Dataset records
- - -
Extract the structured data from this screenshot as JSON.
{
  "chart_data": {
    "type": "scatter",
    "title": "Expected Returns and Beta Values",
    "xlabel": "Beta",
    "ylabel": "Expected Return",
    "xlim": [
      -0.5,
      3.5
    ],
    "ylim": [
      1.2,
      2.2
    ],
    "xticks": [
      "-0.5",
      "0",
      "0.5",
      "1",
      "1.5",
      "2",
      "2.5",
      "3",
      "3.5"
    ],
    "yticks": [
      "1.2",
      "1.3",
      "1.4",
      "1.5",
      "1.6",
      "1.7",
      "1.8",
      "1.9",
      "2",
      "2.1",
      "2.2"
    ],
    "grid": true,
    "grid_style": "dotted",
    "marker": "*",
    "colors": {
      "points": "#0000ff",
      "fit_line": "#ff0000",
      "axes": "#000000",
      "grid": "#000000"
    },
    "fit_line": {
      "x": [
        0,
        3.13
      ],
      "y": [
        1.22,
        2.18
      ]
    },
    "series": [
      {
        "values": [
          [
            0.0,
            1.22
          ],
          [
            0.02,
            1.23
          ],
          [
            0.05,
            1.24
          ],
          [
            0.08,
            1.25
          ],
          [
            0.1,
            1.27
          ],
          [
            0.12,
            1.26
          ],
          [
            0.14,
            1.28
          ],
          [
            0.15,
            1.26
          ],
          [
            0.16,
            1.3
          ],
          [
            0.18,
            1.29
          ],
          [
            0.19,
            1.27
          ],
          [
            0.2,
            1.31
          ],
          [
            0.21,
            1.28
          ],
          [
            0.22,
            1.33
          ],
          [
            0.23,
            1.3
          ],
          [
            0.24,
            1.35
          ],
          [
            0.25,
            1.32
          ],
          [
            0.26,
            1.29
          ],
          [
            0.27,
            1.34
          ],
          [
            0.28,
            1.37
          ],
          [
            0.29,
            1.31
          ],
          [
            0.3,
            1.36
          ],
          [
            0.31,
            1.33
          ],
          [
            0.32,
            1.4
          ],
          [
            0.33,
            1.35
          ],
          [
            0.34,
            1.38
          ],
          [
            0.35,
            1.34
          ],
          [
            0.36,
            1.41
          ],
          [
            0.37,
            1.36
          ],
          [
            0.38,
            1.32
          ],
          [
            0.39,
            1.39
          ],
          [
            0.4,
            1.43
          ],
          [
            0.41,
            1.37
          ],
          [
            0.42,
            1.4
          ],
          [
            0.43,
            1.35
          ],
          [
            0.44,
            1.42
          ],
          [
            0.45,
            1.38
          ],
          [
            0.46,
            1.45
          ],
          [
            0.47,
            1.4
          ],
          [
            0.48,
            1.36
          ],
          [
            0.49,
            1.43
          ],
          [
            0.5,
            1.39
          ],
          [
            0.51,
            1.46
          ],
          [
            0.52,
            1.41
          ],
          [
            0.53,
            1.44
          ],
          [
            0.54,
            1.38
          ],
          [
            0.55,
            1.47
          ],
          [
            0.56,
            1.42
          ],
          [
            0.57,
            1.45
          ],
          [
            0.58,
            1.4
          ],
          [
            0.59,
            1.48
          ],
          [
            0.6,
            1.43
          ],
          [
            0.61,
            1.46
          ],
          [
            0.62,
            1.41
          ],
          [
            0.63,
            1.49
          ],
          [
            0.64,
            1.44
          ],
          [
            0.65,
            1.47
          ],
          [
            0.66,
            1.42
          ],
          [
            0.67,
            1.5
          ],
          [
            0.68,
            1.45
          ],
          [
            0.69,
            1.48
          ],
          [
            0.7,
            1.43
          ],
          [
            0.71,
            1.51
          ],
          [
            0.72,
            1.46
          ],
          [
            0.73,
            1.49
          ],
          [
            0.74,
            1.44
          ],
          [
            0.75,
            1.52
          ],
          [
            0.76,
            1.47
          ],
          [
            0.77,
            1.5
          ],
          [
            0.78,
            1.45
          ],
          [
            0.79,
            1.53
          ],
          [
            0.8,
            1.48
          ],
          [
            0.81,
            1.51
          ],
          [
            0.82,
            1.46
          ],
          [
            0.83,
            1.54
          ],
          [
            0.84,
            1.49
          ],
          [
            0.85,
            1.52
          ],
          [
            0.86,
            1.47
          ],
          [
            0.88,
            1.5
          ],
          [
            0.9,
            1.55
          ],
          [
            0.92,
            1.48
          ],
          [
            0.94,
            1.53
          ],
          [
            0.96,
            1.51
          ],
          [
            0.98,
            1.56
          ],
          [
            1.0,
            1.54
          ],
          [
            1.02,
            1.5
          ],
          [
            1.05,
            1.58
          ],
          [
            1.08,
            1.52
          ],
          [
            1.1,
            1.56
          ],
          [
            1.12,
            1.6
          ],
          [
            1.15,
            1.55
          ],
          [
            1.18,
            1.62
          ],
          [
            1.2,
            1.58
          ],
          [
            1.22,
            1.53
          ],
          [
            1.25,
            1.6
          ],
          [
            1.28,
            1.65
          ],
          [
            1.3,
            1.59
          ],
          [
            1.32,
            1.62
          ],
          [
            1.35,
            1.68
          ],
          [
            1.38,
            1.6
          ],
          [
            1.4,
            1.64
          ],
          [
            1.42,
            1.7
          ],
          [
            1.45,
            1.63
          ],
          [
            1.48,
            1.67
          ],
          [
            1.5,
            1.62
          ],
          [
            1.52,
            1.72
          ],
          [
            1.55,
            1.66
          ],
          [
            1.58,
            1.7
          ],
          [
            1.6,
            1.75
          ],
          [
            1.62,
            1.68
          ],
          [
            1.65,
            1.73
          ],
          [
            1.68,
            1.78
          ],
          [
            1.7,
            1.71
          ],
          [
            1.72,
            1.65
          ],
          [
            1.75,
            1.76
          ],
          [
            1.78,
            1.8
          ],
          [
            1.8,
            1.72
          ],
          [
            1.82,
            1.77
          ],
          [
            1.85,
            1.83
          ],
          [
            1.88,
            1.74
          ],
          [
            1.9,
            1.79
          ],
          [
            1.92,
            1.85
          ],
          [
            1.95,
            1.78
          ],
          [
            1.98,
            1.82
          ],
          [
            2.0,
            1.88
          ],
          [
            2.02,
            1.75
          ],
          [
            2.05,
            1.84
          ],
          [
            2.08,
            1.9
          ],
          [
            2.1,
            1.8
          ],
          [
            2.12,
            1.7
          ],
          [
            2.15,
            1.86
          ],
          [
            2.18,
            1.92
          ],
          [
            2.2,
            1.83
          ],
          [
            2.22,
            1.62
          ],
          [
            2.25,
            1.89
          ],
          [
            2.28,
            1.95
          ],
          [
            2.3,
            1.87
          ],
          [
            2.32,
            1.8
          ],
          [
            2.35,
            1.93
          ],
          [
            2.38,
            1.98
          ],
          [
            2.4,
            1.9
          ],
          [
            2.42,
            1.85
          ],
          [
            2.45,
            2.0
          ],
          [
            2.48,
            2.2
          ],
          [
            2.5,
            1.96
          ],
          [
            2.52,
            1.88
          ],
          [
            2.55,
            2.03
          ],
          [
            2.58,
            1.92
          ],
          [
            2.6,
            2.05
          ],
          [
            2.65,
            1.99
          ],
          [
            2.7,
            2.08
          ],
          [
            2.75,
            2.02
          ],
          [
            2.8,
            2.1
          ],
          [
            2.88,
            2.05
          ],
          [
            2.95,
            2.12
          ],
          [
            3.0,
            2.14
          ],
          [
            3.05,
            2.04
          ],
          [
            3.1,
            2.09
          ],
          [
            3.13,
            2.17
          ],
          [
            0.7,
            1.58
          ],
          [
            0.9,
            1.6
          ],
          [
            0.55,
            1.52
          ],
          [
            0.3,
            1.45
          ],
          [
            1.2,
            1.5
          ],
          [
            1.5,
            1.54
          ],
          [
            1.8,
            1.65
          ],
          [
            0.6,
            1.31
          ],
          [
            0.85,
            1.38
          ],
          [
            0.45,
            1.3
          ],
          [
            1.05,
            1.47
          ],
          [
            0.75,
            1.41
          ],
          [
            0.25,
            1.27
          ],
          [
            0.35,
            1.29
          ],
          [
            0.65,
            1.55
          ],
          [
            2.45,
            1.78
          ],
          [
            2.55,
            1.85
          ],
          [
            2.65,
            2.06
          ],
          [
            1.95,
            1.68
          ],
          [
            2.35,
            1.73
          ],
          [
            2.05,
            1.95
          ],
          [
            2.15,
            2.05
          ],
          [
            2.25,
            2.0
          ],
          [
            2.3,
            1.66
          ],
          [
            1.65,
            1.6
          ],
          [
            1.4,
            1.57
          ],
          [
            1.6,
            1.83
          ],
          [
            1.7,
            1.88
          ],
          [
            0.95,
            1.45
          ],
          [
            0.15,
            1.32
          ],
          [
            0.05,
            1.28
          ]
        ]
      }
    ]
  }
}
- - -
* Prompt
Review the material and copy each line in which the word "Beta" appears.

* Answer in full
    "title": "Expected Returns and Beta Values",
    "xlabel": "Beta",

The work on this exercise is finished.